## REQUIRED WORK:
Return the following lines exactly as they are given, every one of them.

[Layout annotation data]
►
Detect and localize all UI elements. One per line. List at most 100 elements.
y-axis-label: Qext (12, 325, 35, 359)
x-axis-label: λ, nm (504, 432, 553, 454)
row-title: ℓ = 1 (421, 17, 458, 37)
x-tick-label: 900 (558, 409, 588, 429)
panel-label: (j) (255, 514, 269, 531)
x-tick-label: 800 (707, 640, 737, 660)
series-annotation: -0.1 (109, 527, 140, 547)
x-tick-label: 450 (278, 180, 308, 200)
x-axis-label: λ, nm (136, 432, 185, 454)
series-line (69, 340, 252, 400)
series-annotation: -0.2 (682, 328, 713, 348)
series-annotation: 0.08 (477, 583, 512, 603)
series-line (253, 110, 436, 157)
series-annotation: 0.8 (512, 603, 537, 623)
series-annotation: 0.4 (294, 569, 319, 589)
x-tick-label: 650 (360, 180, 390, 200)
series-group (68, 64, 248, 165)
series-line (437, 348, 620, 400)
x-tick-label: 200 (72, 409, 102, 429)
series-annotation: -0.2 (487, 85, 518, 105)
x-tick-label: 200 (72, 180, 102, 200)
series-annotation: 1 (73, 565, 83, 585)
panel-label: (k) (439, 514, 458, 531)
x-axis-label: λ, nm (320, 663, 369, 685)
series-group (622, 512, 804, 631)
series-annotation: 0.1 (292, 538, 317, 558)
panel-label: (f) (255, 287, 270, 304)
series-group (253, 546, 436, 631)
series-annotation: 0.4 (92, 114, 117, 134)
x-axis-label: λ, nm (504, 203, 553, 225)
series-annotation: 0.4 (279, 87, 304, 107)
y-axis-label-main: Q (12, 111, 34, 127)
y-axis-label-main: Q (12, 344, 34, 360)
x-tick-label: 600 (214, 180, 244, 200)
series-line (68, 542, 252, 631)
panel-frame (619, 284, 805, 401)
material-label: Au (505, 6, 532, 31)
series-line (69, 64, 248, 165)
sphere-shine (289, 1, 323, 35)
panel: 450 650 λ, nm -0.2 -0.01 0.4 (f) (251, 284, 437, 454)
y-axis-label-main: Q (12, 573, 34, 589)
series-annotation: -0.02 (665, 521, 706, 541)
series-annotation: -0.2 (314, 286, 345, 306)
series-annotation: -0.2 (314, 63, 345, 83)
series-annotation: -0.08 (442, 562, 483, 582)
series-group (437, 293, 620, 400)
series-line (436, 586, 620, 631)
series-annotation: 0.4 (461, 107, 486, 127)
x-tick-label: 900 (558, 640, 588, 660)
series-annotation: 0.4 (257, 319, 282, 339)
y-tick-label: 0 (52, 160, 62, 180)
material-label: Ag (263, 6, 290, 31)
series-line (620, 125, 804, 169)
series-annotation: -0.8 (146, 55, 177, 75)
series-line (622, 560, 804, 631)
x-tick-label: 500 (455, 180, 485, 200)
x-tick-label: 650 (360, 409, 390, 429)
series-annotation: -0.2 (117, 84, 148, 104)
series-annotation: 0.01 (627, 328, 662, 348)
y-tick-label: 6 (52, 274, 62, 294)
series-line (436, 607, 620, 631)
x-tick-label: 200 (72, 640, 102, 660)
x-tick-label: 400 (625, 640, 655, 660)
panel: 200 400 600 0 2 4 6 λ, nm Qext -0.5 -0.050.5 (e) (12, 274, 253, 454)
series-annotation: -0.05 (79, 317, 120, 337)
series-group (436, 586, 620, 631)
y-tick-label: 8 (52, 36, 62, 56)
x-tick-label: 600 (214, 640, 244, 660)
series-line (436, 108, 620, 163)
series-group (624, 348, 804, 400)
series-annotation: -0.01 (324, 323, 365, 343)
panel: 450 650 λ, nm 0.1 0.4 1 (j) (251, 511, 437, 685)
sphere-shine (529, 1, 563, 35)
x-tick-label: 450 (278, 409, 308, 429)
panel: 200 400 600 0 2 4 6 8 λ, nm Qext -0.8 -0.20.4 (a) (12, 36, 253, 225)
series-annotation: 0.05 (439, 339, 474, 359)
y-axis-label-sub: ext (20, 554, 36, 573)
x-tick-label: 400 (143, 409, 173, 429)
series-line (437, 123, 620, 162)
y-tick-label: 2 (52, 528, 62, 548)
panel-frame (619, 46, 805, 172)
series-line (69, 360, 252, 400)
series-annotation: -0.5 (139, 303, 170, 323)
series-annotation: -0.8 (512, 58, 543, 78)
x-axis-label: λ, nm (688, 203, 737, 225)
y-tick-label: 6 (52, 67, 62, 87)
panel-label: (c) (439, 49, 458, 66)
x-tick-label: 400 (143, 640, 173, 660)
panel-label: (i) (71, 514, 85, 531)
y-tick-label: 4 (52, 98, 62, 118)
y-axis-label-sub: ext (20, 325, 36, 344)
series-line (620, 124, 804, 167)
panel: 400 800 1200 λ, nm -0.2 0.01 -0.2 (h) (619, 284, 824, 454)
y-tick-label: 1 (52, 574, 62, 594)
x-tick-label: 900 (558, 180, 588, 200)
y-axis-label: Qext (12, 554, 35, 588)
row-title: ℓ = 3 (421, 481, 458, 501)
◄
## FINAL RESULT:
Detect and localize all UI elements. One per line. List at most 100 elements.
y-axis-label: Qext (12, 325, 35, 359)
x-axis-label: λ, nm (504, 432, 553, 454)
row-title: ℓ = 1 (421, 17, 458, 37)
x-tick-label: 900 (558, 409, 588, 429)
panel-label: (j) (255, 514, 269, 531)
x-tick-label: 800 (707, 640, 737, 660)
series-annotation: -0.1 (109, 527, 140, 547)
x-tick-label: 450 (278, 180, 308, 200)
x-axis-label: λ, nm (136, 432, 185, 454)
series-line (69, 340, 252, 400)
series-annotation: -0.2 (682, 328, 713, 348)
series-annotation: 0.08 (477, 583, 512, 603)
series-line (253, 110, 436, 157)
series-annotation: 0.8 (512, 603, 537, 623)
series-annotation: 0.4 (294, 569, 319, 589)
x-tick-label: 650 (360, 180, 390, 200)
series-group (68, 64, 248, 165)
series-line (437, 348, 620, 400)
x-tick-label: 200 (72, 409, 102, 429)
series-annotation: -0.2 (487, 85, 518, 105)
x-tick-label: 200 (72, 180, 102, 200)
series-annotation: 1 (73, 565, 83, 585)
panel-label: (k) (439, 514, 458, 531)
x-axis-label: λ, nm (320, 663, 369, 685)
series-group (622, 512, 804, 631)
series-annotation: 0.1 (292, 538, 317, 558)
panel-label: (f) (255, 287, 270, 304)
series-group (253, 546, 436, 631)
series-annotation: 0.4 (92, 114, 117, 134)
x-axis-label: λ, nm (504, 203, 553, 225)
series-annotation: 0.4 (279, 87, 304, 107)
y-axis-label-main: Q (12, 111, 34, 127)
y-axis-label-main: Q (12, 344, 34, 360)
x-tick-label: 600 (214, 180, 244, 200)
series-line (68, 542, 252, 631)
panel-frame (619, 284, 805, 401)
material-label: Au (505, 6, 532, 31)
series-line (69, 64, 248, 165)
sphere-shine (289, 1, 323, 35)
panel: 450 650 λ, nm -0.2 -0.01 0.4 (f) (251, 284, 437, 454)
y-axis-label-main: Q (12, 573, 34, 589)
series-annotation: -0.02 (665, 521, 706, 541)
series-annotation: -0.2 (314, 286, 345, 306)
series-annotation: -0.2 (314, 63, 345, 83)
series-annotation: -0.08 (442, 562, 483, 582)
series-group (437, 293, 620, 400)
series-line (436, 586, 620, 631)
series-annotation: 0.4 (461, 107, 486, 127)
x-tick-label: 900 (558, 640, 588, 660)
series-annotation: 0.4 (257, 319, 282, 339)
y-tick-label: 0 (52, 160, 62, 180)
material-label: Ag (263, 6, 290, 31)
series-line (620, 125, 804, 169)
series-annotation: -0.8 (146, 55, 177, 75)
series-line (622, 560, 804, 631)
x-tick-label: 500 (455, 180, 485, 200)
x-tick-label: 650 (360, 409, 390, 429)
series-annotation: -0.2 (117, 84, 148, 104)
series-annotation: 0.01 (627, 328, 662, 348)
y-tick-label: 6 (52, 274, 62, 294)
series-line (436, 607, 620, 631)
x-tick-label: 200 (72, 640, 102, 660)
x-tick-label: 400 (625, 640, 655, 660)
panel: 200 400 600 0 2 4 6 λ, nm Qext -0.5 -0.050.5 (e) (12, 274, 253, 454)
series-annotation: -0.05 (79, 317, 120, 337)
series-group (436, 586, 620, 631)
y-tick-label: 8 (52, 36, 62, 56)
x-tick-label: 600 (214, 640, 244, 660)
series-line (436, 108, 620, 163)
series-group (624, 348, 804, 400)
series-annotation: -0.01 (324, 323, 365, 343)
panel: 450 650 λ, nm 0.1 0.4 1 (j) (251, 511, 437, 685)
sphere-shine (529, 1, 563, 35)
x-tick-label: 450 (278, 409, 308, 429)
panel: 200 400 600 0 2 4 6 8 λ, nm Qext -0.8 -0.20.4 (a) (12, 36, 253, 225)
series-annotation: 0.05 (439, 339, 474, 359)
y-axis-label-sub: ext (20, 554, 36, 573)
x-tick-label: 400 (143, 409, 173, 429)
series-line (437, 123, 620, 162)
y-tick-label: 2 (52, 528, 62, 548)
panel-frame (619, 46, 805, 172)
series-line (69, 360, 252, 400)
series-annotation: -0.5 (139, 303, 170, 323)
series-annotation: -0.8 (512, 58, 543, 78)
x-axis-label: λ, nm (688, 203, 737, 225)
y-tick-label: 6 (52, 67, 62, 87)
panel-label: (c) (439, 49, 458, 66)
x-tick-label: 400 (143, 640, 173, 660)
panel-label: (i) (71, 514, 85, 531)
y-tick-label: 4 (52, 98, 62, 118)
y-axis-label-sub: ext (20, 325, 36, 344)
series-line (620, 124, 804, 167)
panel: 400 800 1200 λ, nm -0.2 0.01 -0.2 (h) (619, 284, 824, 454)
y-tick-label: 1 (52, 574, 62, 594)
x-tick-label: 900 (558, 180, 588, 200)
y-axis-label: Qext (12, 554, 35, 588)
row-title: ℓ = 3 (421, 481, 458, 501)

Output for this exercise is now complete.